_STATED TASK_
Duplicate the records from the line with "format-label: M4B bbox=[378, 439, 404, 453]" to the line with "bottom-bar: Installer la", both ends included, and nothing else.

_Coordinate annotation records_

:::

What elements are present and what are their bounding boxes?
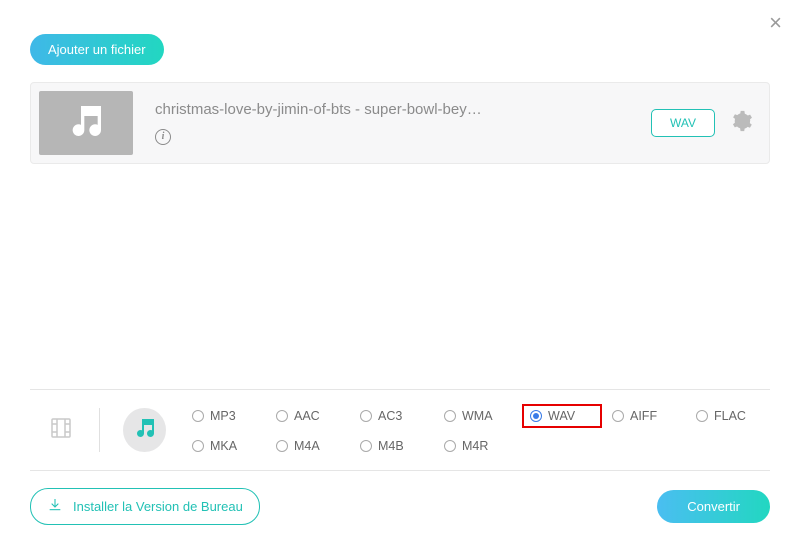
format-label: M4B bbox=[378, 439, 404, 453]
radio-icon bbox=[360, 440, 372, 452]
format-label: FLAC bbox=[714, 409, 746, 423]
close-button[interactable]: × bbox=[769, 10, 782, 36]
selected-format-badge[interactable]: WAV bbox=[651, 109, 715, 137]
bottom-bar: Installer la Version de Bureau Convertir bbox=[30, 488, 770, 525]
add-file-button[interactable]: Ajouter un fichier bbox=[30, 34, 164, 65]
file-info: christmas-love-by-jimin-of-bts - super-b… bbox=[155, 101, 651, 145]
convert-button[interactable]: Convertir bbox=[657, 490, 770, 523]
format-option-aiff[interactable]: AIFF bbox=[606, 404, 686, 428]
divider bbox=[99, 408, 100, 452]
install-desktop-button[interactable]: Installer la Version de Bureau bbox=[30, 488, 260, 525]
radio-icon bbox=[360, 410, 372, 422]
format-option-mka[interactable]: MKA bbox=[186, 436, 266, 456]
file-title: christmas-love-by-jimin-of-bts - super-b… bbox=[155, 101, 651, 118]
format-option-m4a[interactable]: M4A bbox=[270, 436, 350, 456]
radio-icon bbox=[276, 440, 288, 452]
format-label: M4A bbox=[294, 439, 320, 453]
format-label: MP3 bbox=[210, 409, 236, 423]
format-option-m4r[interactable]: M4R bbox=[438, 436, 518, 456]
music-note-icon bbox=[66, 101, 106, 146]
radio-icon bbox=[192, 410, 204, 422]
format-option-aac[interactable]: AAC bbox=[270, 404, 350, 428]
format-label: AIFF bbox=[630, 409, 657, 423]
format-panel: MP3 AAC AC3 WMA WAV AIFF FLAC MKA M4A M4B M4R bbox=[30, 389, 770, 471]
format-option-flac[interactable]: FLAC bbox=[690, 404, 770, 428]
radio-icon bbox=[530, 410, 542, 422]
film-icon bbox=[49, 416, 73, 445]
radio-icon bbox=[192, 440, 204, 452]
format-option-mp3[interactable]: MP3 bbox=[186, 404, 266, 428]
gear-icon[interactable] bbox=[731, 110, 753, 137]
install-label: Installer la Version de Bureau bbox=[73, 499, 243, 514]
radio-icon bbox=[444, 410, 456, 422]
tab-audio[interactable] bbox=[123, 408, 166, 452]
format-label: MKA bbox=[210, 439, 237, 453]
format-option-wav[interactable]: WAV bbox=[522, 404, 602, 428]
radio-icon bbox=[276, 410, 288, 422]
download-icon bbox=[47, 497, 63, 516]
format-option-m4b[interactable]: M4B bbox=[354, 436, 434, 456]
format-label: AC3 bbox=[378, 409, 402, 423]
format-label: WMA bbox=[462, 409, 493, 423]
format-option-ac3[interactable]: AC3 bbox=[354, 404, 434, 428]
format-option-wma[interactable]: WMA bbox=[438, 404, 518, 428]
format-grid: MP3 AAC AC3 WMA WAV AIFF FLAC MKA M4A M4B M4R bbox=[186, 404, 770, 456]
music-note-icon bbox=[133, 416, 157, 445]
radio-icon bbox=[444, 440, 456, 452]
tab-video[interactable] bbox=[40, 408, 83, 452]
file-thumbnail bbox=[39, 91, 133, 155]
radio-icon bbox=[696, 410, 708, 422]
format-label: AAC bbox=[294, 409, 320, 423]
format-label: M4R bbox=[462, 439, 488, 453]
radio-icon bbox=[612, 410, 624, 422]
info-icon[interactable]: i bbox=[155, 129, 171, 145]
file-card: christmas-love-by-jimin-of-bts - super-b… bbox=[30, 82, 770, 164]
format-label: WAV bbox=[548, 409, 575, 423]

:::

_SOLUTION_
format-label: M4B bbox=[378, 439, 404, 453]
radio-icon bbox=[360, 440, 372, 452]
format-label: FLAC bbox=[714, 409, 746, 423]
close-button[interactable]: × bbox=[769, 10, 782, 36]
selected-format-badge[interactable]: WAV bbox=[651, 109, 715, 137]
bottom-bar: Installer la Version de Bureau Convertir bbox=[30, 488, 770, 525]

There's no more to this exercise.